[Extracted data entries]
---
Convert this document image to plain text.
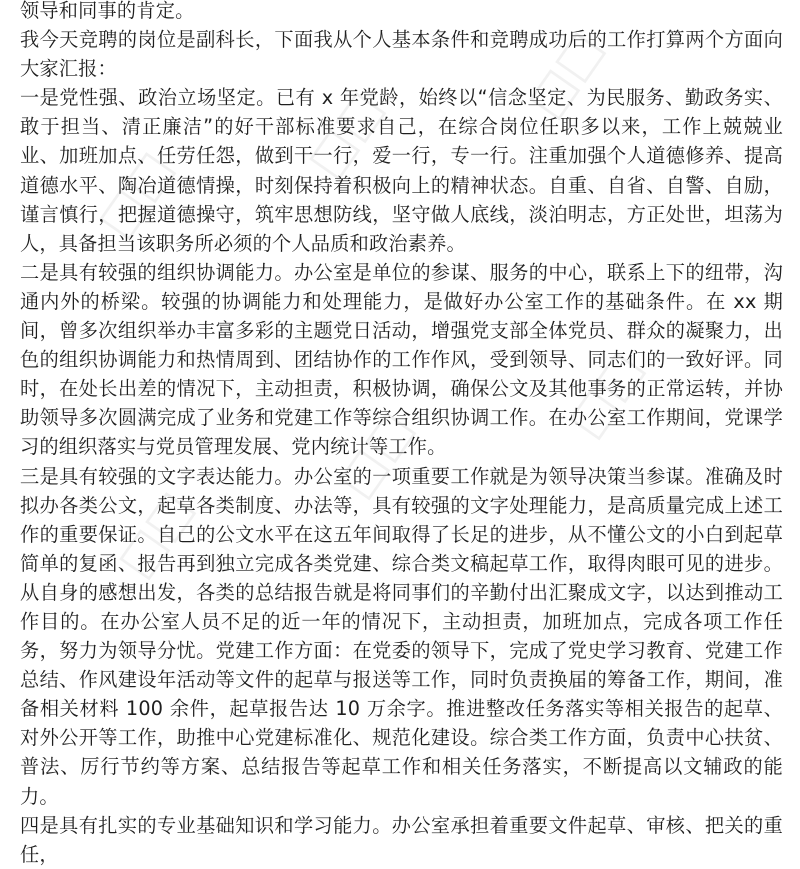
□□
□□
□□
□□
□□
□□

领导和同事的肯定。

我今天竞聘的岗位是副科长，下面我从个人基本条件和竞聘成功后的工作打算两个方面向大家汇报：

一是党性强、政治立场坚定。已有 x 年党龄，始终以“信念坚定、为民服务、勤政务实、敢于担当、清正廉洁”的好干部标准要求自己，在综合岗位任职多以来，工作上兢兢业业、加班加点、任劳任怨，做到干一行，爱一行，专一行。注重加强个人道德修养、提高道德水平、陶冶道德情操，时刻保持着积极向上的精神状态。自重、自省、自警、自励，谨言慎行，把握道德操守，筑牢思想防线，坚守做人底线，淡泊明志，方正处世，坦荡为人，具备担当该职务所必须的个人品质和政治素养。

二是具有较强的组织协调能力。办公室是单位的参谋、服务的中心，联系上下的纽带，沟通内外的桥梁。较强的协调能力和处理能力，是做好办公室工作的基础条件。在 xx 期间，曾多次组织举办丰富多彩的主题党日活动，增强党支部全体党员、群众的凝聚力，出色的组织协调能力和热情周到、团结协作的工作作风，受到领导、同志们的一致好评。同时，在处长出差的情况下，主动担责，积极协调，确保公文及其他事务的正常运转，并协助领导多次圆满完成了业务和党建工作等综合组织协调工作。在办公室工作期间，党课学习的组织落实与党员管理发展、党内统计等工作。

三是具有较强的文字表达能力。办公室的一项重要工作就是为领导决策当参谋。准确及时拟办各类公文，起草各类制度、办法等，具有较强的文字处理能力，是高质量完成上述工作的重要保证。自己的公文水平在这五年间取得了长足的进步，从不懂公文的小白到起草简单的复函、报告再到独立完成各类党建、综合类文稿起草工作，取得肉眼可见的进步。从自身的感想出发，各类的总结报告就是将同事们的辛勤付出汇聚成文字，以达到推动工作目的。在办公室人员不足的近一年的情况下，主动担责，加班加点，完成各项工作任务，努力为领导分忧。党建工作方面：在党委的领导下，完成了党史学习教育、党建工作总结、作风建设年活动等文件的起草与报送等工作，同时负责换届的筹备工作，期间，准备相关材料 100 余件，起草报告达 10 万余字。推进整改任务落实等相关报告的起草、对外公开等工作，助推中心党建标准化、规范化建设。综合类工作方面，负责中心扶贫、普法、厉行节约等方案、总结报告等起草工作和相关任务落实，不断提高以文辅政的能力。

四是具有扎实的专业基础知识和学习能力。办公室承担着重要文件起草、审核、把关的重任，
---
BRIEF:
The material above must be printed exactly, with its pictures left out.

RESULT BELOW:
Convert this document image to plain text.
□□
□□
□□
□□
□□
□□

领导和同事的肯定。

我今天竞聘的岗位是副科长，下面我从个人基本条件和竞聘成功后的工作打算两个方面向大家汇报：

一是党性强、政治立场坚定。已有 x 年党龄，始终以“信念坚定、为民服务、勤政务实、敢于担当、清正廉洁”的好干部标准要求自己，在综合岗位任职多以来，工作上兢兢业业、加班加点、任劳任怨，做到干一行，爱一行，专一行。注重加强个人道德修养、提高道德水平、陶冶道德情操，时刻保持着积极向上的精神状态。自重、自省、自警、自励，谨言慎行，把握道德操守，筑牢思想防线，坚守做人底线，淡泊明志，方正处世，坦荡为人，具备担当该职务所必须的个人品质和政治素养。

二是具有较强的组织协调能力。办公室是单位的参谋、服务的中心，联系上下的纽带，沟通内外的桥梁。较强的协调能力和处理能力，是做好办公室工作的基础条件。在 xx 期间，曾多次组织举办丰富多彩的主题党日活动，增强党支部全体党员、群众的凝聚力，出色的组织协调能力和热情周到、团结协作的工作作风，受到领导、同志们的一致好评。同时，在处长出差的情况下，主动担责，积极协调，确保公文及其他事务的正常运转，并协助领导多次圆满完成了业务和党建工作等综合组织协调工作。在办公室工作期间，党课学习的组织落实与党员管理发展、党内统计等工作。

三是具有较强的文字表达能力。办公室的一项重要工作就是为领导决策当参谋。准确及时拟办各类公文，起草各类制度、办法等，具有较强的文字处理能力，是高质量完成上述工作的重要保证。自己的公文水平在这五年间取得了长足的进步，从不懂公文的小白到起草简单的复函、报告再到独立完成各类党建、综合类文稿起草工作，取得肉眼可见的进步。从自身的感想出发，各类的总结报告就是将同事们的辛勤付出汇聚成文字，以达到推动工作目的。在办公室人员不足的近一年的情况下，主动担责，加班加点，完成各项工作任务，努力为领导分忧。党建工作方面：在党委的领导下，完成了党史学习教育、党建工作总结、作风建设年活动等文件的起草与报送等工作，同时负责换届的筹备工作，期间，准备相关材料 100 余件，起草报告达 10 万余字。推进整改任务落实等相关报告的起草、对外公开等工作，助推中心党建标准化、规范化建设。综合类工作方面，负责中心扶贫、普法、厉行节约等方案、总结报告等起草工作和相关任务落实，不断提高以文辅政的能力。

四是具有扎实的专业基础知识和学习能力。办公室承担着重要文件起草、审核、把关的重任，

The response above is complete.